WHAT IS ASKED: Restate each line of the listing exactly, without carrying over any pictures.

--- start PROVIDED DATA ---

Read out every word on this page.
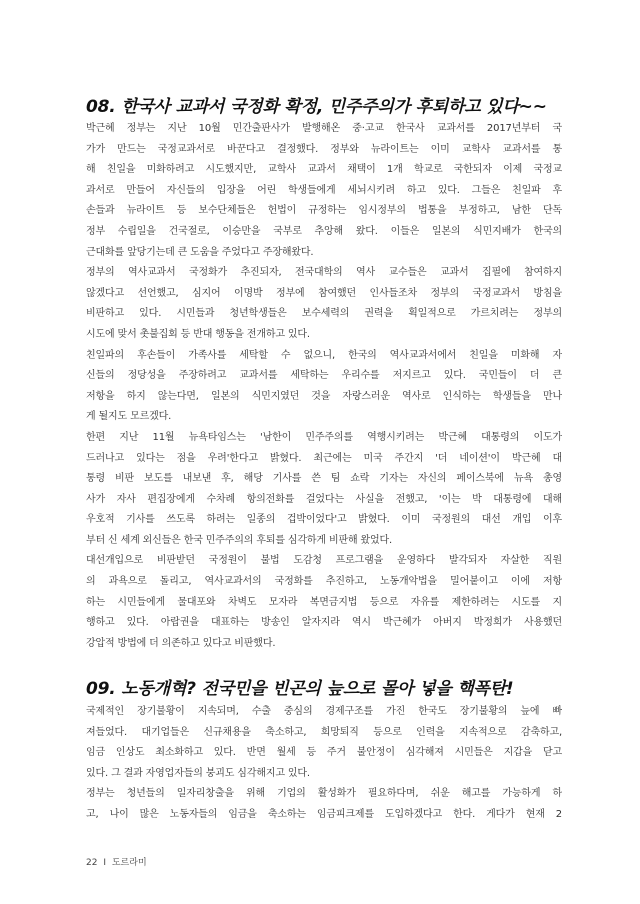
08. 한국사 교과서 국정화 확정, 민주주의가 후퇴하고 있다~~
박근혜 정부는 지난 10월 민간출판사가 발행해온 중·고교 한국사 교과서를 2017년부터 국
가가 만드는 국정교과서로 바꾼다고 결정했다. 정부와 뉴라이트는 이미 교학사 교과서를 통
해 친일을 미화하려고 시도했지만, 교학사 교과서 채택이 1개 학교로 국한되자 이제 국정교
과서로 만들어 자신들의 입장을 어린 학생들에게 세뇌시키려 하고 있다. 그들은 친일파 후
손들과 뉴라이트 등 보수단체들은 헌법이 규정하는 임시정부의 법통을 부정하고, 남한 단독
정부 수립일을 건국절로, 이승만을 국부로 추앙해 왔다. 이들은 일본의 식민지배가 한국의
근대화를 앞당기는데 큰 도움을 주었다고 주장해왔다.
정부의 역사교과서 국정화가 추진되자, 전국대학의 역사 교수들은 교과서 집필에 참여하지
않겠다고 선언했고, 심지어 이명박 정부에 참여했던 인사들조차 정부의 국정교과서 방침을
비판하고 있다. 시민들과 청년학생들은 보수세력의 권력을 획일적으로 가르치려는 정부의
시도에 맞서 촛불집회 등 반대 행동을 전개하고 있다.
친일파의 후손들이 가족사를 세탁할 수 없으니, 한국의 역사교과서에서 친일을 미화해 자
신들의 정당성을 주장하려고 교과서를 세탁하는 우리수를 저지르고 있다. 국민들이 더 큰
저항을 하지 않는다면, 일본의 식민지였던 것을 자랑스러운 역사로 인식하는 학생들을 만나
게 될지도 모르겠다.
한편 지난 11월 뉴욕타임스는 '남한이 민주주의를 역행시키려는 박근혜 대통령의 이도가
드러나고 있다는 점을 우려'한다고 밝혔다. 최근에는 미국 주간지 '더 네이션'이 박근혜 대
통령 비판 보도를 내보낸 후, 해당 기사를 쓴 팀 쇼락 기자는 자신의 페이스북에 뉴욕 총영
사가 자사 편집장에게 수차례 항의전화를 걸었다는 사실을 전했고, '이는 박 대통령에 대해
우호적 기사를 쓰도록 하려는 일종의 겁박이었다'고 밝혔다. 이미 국정원의 대선 개입 이후
부터 신 세계 외신들은 한국 민주주의의 후퇴를 심각하게 비판해 왔었다.
대선개입으로 비판받던 국정원이 불법 도감청 프로그램을 운영하다 발각되자 자살한 직원
의 과욕으로 돌리고, 역사교과서의 국정화를 추진하고, 노동개악법을 밀어붙이고 이에 저항
하는 시민들에게 물대포와 차벽도 모자라 복면금지법 등으로 자유를 제한하려는 시도를 지
행하고 있다. 아랍권을 대표하는 방송인 알자지라 역시 박근혜가 아버지 박정희가 사용했던
강압적 방법에 더 의존하고 있다고 비판했다.
09. 노동개혁? 전국민을 빈곤의 늪으로 몰아 넣을 핵폭탄!
국제적인 장기불황이 지속되며, 수출 중심의 경제구조를 가진 한국도 장기불황의 늪에 빠
져들었다. 대기업들은 신규채용을 축소하고, 희망퇴직 등으로 인력을 지속적으로 감축하고,
임금 인상도 최소화하고 있다. 반면 월세 등 주거 불안정이 심각해져 시민들은 지갑을 닫고
있다. 그 결과 자영업자들의 붕괴도 심각해지고 있다.
정부는 청년들의 일자리창출을 위해 기업의 활성화가 필요하다며, 쉬운 해고를 가능하게 하
고, 나이 많은 노동자들의 임금을 축소하는 임금피크제를 도입하겠다고 한다. 게다가 현재 2
22 I 도르라미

--- end PROVIDED DATA ---

WRITTEN SOLUTION:
Read out every word on this page.
08. 한국사 교과서 국정화 확정, 민주주의가 후퇴하고 있다~~
박근혜 정부는 지난 10월 민간출판사가 발행해온 중·고교 한국사 교과서를 2017년부터 국
가가 만드는 국정교과서로 바꾼다고 결정했다. 정부와 뉴라이트는 이미 교학사 교과서를 통
해 친일을 미화하려고 시도했지만, 교학사 교과서 채택이 1개 학교로 국한되자 이제 국정교
과서로 만들어 자신들의 입장을 어린 학생들에게 세뇌시키려 하고 있다. 그들은 친일파 후
손들과 뉴라이트 등 보수단체들은 헌법이 규정하는 임시정부의 법통을 부정하고, 남한 단독
정부 수립일을 건국절로, 이승만을 국부로 추앙해 왔다. 이들은 일본의 식민지배가 한국의
근대화를 앞당기는데 큰 도움을 주었다고 주장해왔다.
정부의 역사교과서 국정화가 추진되자, 전국대학의 역사 교수들은 교과서 집필에 참여하지
않겠다고 선언했고, 심지어 이명박 정부에 참여했던 인사들조차 정부의 국정교과서 방침을
비판하고 있다. 시민들과 청년학생들은 보수세력의 권력을 획일적으로 가르치려는 정부의
시도에 맞서 촛불집회 등 반대 행동을 전개하고 있다.
친일파의 후손들이 가족사를 세탁할 수 없으니, 한국의 역사교과서에서 친일을 미화해 자
신들의 정당성을 주장하려고 교과서를 세탁하는 우리수를 저지르고 있다. 국민들이 더 큰
저항을 하지 않는다면, 일본의 식민지였던 것을 자랑스러운 역사로 인식하는 학생들을 만나
게 될지도 모르겠다.
한편 지난 11월 뉴욕타임스는 '남한이 민주주의를 역행시키려는 박근혜 대통령의 이도가
드러나고 있다는 점을 우려'한다고 밝혔다. 최근에는 미국 주간지 '더 네이션'이 박근혜 대
통령 비판 보도를 내보낸 후, 해당 기사를 쓴 팀 쇼락 기자는 자신의 페이스북에 뉴욕 총영
사가 자사 편집장에게 수차례 항의전화를 걸었다는 사실을 전했고, '이는 박 대통령에 대해
우호적 기사를 쓰도록 하려는 일종의 겁박이었다'고 밝혔다. 이미 국정원의 대선 개입 이후
부터 신 세계 외신들은 한국 민주주의의 후퇴를 심각하게 비판해 왔었다.
대선개입으로 비판받던 국정원이 불법 도감청 프로그램을 운영하다 발각되자 자살한 직원
의 과욕으로 돌리고, 역사교과서의 국정화를 추진하고, 노동개악법을 밀어붙이고 이에 저항
하는 시민들에게 물대포와 차벽도 모자라 복면금지법 등으로 자유를 제한하려는 시도를 지
행하고 있다. 아랍권을 대표하는 방송인 알자지라 역시 박근혜가 아버지 박정희가 사용했던
강압적 방법에 더 의존하고 있다고 비판했다.
09. 노동개혁? 전국민을 빈곤의 늪으로 몰아 넣을 핵폭탄!
국제적인 장기불황이 지속되며, 수출 중심의 경제구조를 가진 한국도 장기불황의 늪에 빠
져들었다. 대기업들은 신규채용을 축소하고, 희망퇴직 등으로 인력을 지속적으로 감축하고,
임금 인상도 최소화하고 있다. 반면 월세 등 주거 불안정이 심각해져 시민들은 지갑을 닫고
있다. 그 결과 자영업자들의 붕괴도 심각해지고 있다.
정부는 청년들의 일자리창출을 위해 기업의 활성화가 필요하다며, 쉬운 해고를 가능하게 하
고, 나이 많은 노동자들의 임금을 축소하는 임금피크제를 도입하겠다고 한다. 게다가 현재 2
22 I 도르라미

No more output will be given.